What you need to do:
Every entry must be repeated exactly. Exclude all pictures.

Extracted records
(begin)

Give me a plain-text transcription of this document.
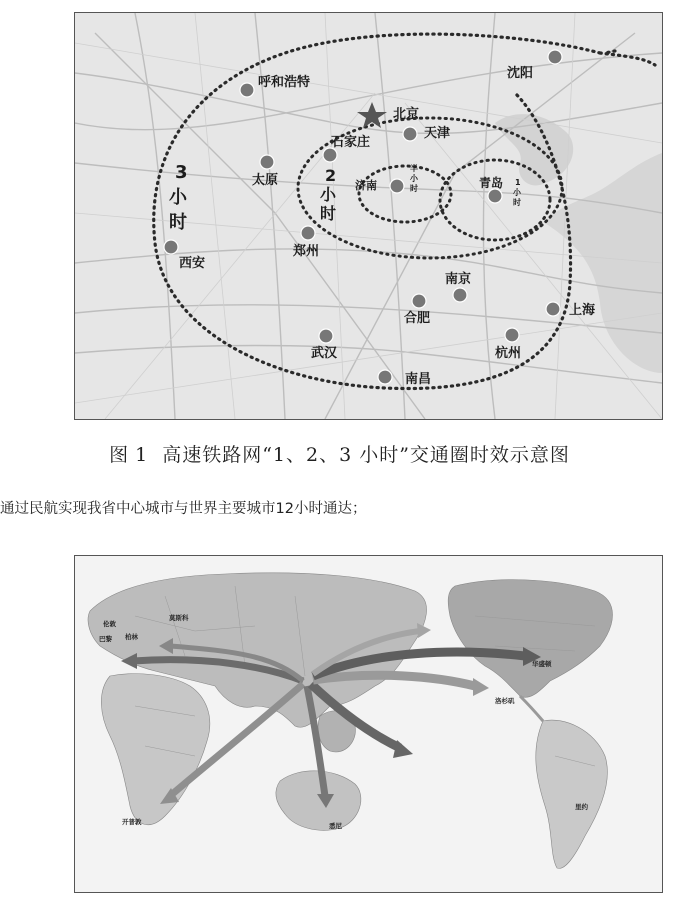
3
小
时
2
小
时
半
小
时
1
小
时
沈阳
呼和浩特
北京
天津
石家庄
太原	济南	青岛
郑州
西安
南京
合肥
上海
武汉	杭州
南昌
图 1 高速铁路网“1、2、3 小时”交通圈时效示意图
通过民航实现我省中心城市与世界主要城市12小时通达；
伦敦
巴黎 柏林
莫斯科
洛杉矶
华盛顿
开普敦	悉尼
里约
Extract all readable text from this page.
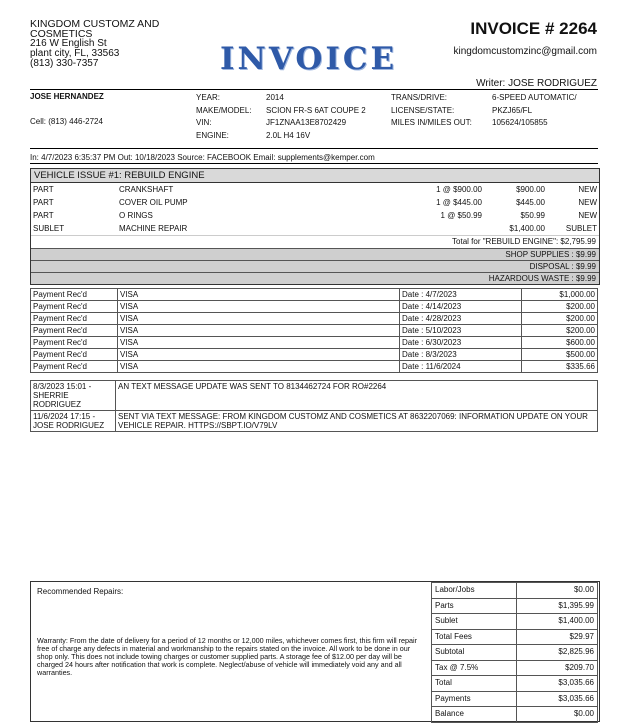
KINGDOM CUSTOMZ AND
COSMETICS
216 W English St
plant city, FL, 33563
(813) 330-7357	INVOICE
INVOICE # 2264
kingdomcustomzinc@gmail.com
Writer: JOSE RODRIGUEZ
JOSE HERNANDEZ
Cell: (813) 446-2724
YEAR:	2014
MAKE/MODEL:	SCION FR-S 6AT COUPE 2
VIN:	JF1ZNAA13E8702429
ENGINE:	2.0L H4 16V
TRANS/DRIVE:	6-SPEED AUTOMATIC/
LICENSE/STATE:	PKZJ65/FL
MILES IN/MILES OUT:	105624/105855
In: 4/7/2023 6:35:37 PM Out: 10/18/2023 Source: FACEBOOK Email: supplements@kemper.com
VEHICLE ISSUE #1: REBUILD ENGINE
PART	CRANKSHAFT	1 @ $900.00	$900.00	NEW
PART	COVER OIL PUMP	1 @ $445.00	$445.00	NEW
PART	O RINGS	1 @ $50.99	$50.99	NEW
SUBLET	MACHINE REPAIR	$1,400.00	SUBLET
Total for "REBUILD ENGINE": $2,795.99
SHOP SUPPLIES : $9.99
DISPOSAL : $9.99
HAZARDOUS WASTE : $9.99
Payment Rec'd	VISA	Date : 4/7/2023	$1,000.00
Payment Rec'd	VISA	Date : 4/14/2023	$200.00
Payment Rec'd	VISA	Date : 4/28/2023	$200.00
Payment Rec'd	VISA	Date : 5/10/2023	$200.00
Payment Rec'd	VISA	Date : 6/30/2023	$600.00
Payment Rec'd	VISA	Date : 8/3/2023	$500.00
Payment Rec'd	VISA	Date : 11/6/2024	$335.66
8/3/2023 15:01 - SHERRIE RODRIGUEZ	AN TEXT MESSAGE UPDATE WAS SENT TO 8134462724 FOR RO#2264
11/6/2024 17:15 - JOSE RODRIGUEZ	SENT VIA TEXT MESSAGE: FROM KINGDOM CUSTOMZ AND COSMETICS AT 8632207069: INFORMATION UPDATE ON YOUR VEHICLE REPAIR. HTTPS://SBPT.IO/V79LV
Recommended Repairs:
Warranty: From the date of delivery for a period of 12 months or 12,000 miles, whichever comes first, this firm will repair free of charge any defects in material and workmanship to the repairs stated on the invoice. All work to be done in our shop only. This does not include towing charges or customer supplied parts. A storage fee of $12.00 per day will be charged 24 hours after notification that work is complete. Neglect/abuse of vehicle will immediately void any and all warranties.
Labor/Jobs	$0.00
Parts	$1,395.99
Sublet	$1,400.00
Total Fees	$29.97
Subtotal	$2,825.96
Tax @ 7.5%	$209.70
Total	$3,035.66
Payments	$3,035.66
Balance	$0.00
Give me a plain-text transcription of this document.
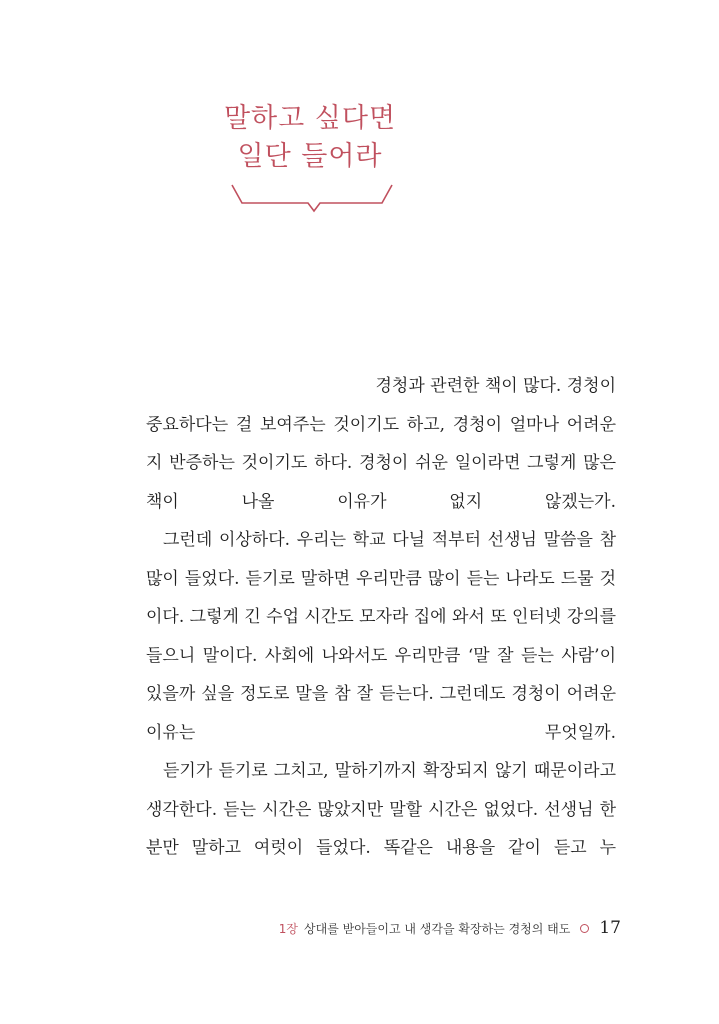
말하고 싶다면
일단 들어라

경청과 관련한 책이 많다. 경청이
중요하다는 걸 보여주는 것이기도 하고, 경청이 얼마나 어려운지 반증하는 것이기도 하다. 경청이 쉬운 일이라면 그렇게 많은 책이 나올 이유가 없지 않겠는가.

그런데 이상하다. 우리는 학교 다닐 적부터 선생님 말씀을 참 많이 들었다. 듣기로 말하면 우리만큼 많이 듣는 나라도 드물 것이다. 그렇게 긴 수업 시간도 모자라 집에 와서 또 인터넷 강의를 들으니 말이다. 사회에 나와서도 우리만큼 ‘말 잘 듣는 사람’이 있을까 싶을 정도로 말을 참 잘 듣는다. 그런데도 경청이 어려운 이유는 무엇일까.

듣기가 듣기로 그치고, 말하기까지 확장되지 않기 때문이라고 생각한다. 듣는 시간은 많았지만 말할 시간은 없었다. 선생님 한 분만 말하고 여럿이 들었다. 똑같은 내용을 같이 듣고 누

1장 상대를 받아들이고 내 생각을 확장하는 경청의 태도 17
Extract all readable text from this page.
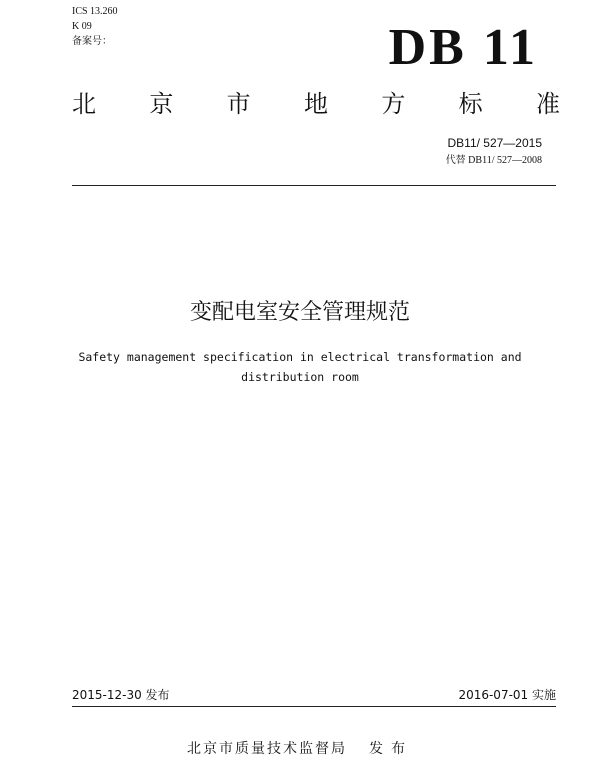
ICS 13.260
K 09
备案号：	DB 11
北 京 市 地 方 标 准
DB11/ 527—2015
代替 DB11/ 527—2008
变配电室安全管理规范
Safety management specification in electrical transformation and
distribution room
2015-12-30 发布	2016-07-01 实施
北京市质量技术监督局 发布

(end)

Output below:
Give me a plain-text transcription of this document.
3
小
时
2
小
时
半
小
时
1
小
时
沈阳
呼和浩特
北京
天津
石家庄
太原	济南	青岛
郑州
西安
南京
合肥
上海
武汉	杭州
南昌
图 1 高速铁路网“1、2、3 小时”交通圈时效示意图
通过民航实现我省中心城市与世界主要城市12小时通达；
伦敦
巴黎 柏林
莫斯科
洛杉矶
华盛顿
开普敦	悉尼
里约
Extract all readable text from this page.
KINGDOM CUSTOMZ AND
COSMETICS
216 W English St
plant city, FL, 33563
(813) 330-7357	INVOICE
INVOICE # 2264
kingdomcustomzinc@gmail.com
Writer: JOSE RODRIGUEZ
JOSE HERNANDEZ
Cell: (813) 446-2724
YEAR:	2014
MAKE/MODEL:	SCION FR-S 6AT COUPE 2
VIN:	JF1ZNAA13E8702429
ENGINE:	2.0L H4 16V
TRANS/DRIVE:	6-SPEED AUTOMATIC/
LICENSE/STATE:	PKZJ65/FL
MILES IN/MILES OUT:	105624/105855
In: 4/7/2023 6:35:37 PM Out: 10/18/2023 Source: FACEBOOK Email: supplements@kemper.com
VEHICLE ISSUE #1: REBUILD ENGINE
PART	CRANKSHAFT	1 @ $900.00	$900.00	NEW
PART	COVER OIL PUMP	1 @ $445.00	$445.00	NEW
PART	O RINGS	1 @ $50.99	$50.99	NEW
SUBLET	MACHINE REPAIR	$1,400.00	SUBLET
Total for "REBUILD ENGINE": $2,795.99
SHOP SUPPLIES : $9.99
DISPOSAL : $9.99
HAZARDOUS WASTE : $9.99
Payment Rec'd	VISA	Date : 4/7/2023	$1,000.00
Payment Rec'd	VISA	Date : 4/14/2023	$200.00
Payment Rec'd	VISA	Date : 4/28/2023	$200.00
Payment Rec'd	VISA	Date : 5/10/2023	$200.00
Payment Rec'd	VISA	Date : 6/30/2023	$600.00
Payment Rec'd	VISA	Date : 8/3/2023	$500.00
Payment Rec'd	VISA	Date : 11/6/2024	$335.66
8/3/2023 15:01 - SHERRIE RODRIGUEZ	AN TEXT MESSAGE UPDATE WAS SENT TO 8134462724 FOR RO#2264
11/6/2024 17:15 - JOSE RODRIGUEZ	SENT VIA TEXT MESSAGE: FROM KINGDOM CUSTOMZ AND COSMETICS AT 8632207069: INFORMATION UPDATE ON YOUR VEHICLE REPAIR. HTTPS://SBPT.IO/V79LV
Recommended Repairs:
Warranty: From the date of delivery for a period of 12 months or 12,000 miles, whichever comes first, this firm will repair free of charge any defects in material and workmanship to the repairs stated on the invoice. All work to be done in our shop only. This does not include towing charges or customer supplied parts. A storage fee of $12.00 per day will be charged 24 hours after notification that work is complete. Neglect/abuse of vehicle will immediately void any and all warranties.
Labor/Jobs	$0.00
Parts	$1,395.99
Sublet	$1,400.00
Total Fees	$29.97
Subtotal	$2,825.96
Tax @ 7.5%	$209.70
Total	$3,035.66
Payments	$3,035.66
Balance	$0.00
Give me a plain-text transcription of this document.
말하고 싶다면
일단 들어라

경청과 관련한 책이 많다. 경청이
중요하다는 걸 보여주는 것이기도 하고, 경청이 얼마나 어려운지 반증하는 것이기도 하다. 경청이 쉬운 일이라면 그렇게 많은 책이 나올 이유가 없지 않겠는가.

그런데 이상하다. 우리는 학교 다닐 적부터 선생님 말씀을 참 많이 들었다. 듣기로 말하면 우리만큼 많이 듣는 나라도 드물 것이다. 그렇게 긴 수업 시간도 모자라 집에 와서 또 인터넷 강의를 들으니 말이다. 사회에 나와서도 우리만큼 ‘말 잘 듣는 사람’이 있을까 싶을 정도로 말을 참 잘 듣는다. 그런데도 경청이 어려운 이유는 무엇일까.

듣기가 듣기로 그치고, 말하기까지 확장되지 않기 때문이라고 생각한다. 듣는 시간은 많았지만 말할 시간은 없었다. 선생님 한 분만 말하고 여럿이 들었다. 똑같은 내용을 같이 듣고 누

1장 상대를 받아들이고 내 생각을 확장하는 경청의 태도 17
Extract all readable text from this page.
ICS 13.260
K 09
备案号：	DB 11
北 京 市 地 方 标 准
DB11/ 527—2015
代替 DB11/ 527—2008
变配电室安全管理规范
Safety management specification in electrical transformation and
distribution room
2015-12-30 发布	2016-07-01 实施
北京市质量技术监督局 发布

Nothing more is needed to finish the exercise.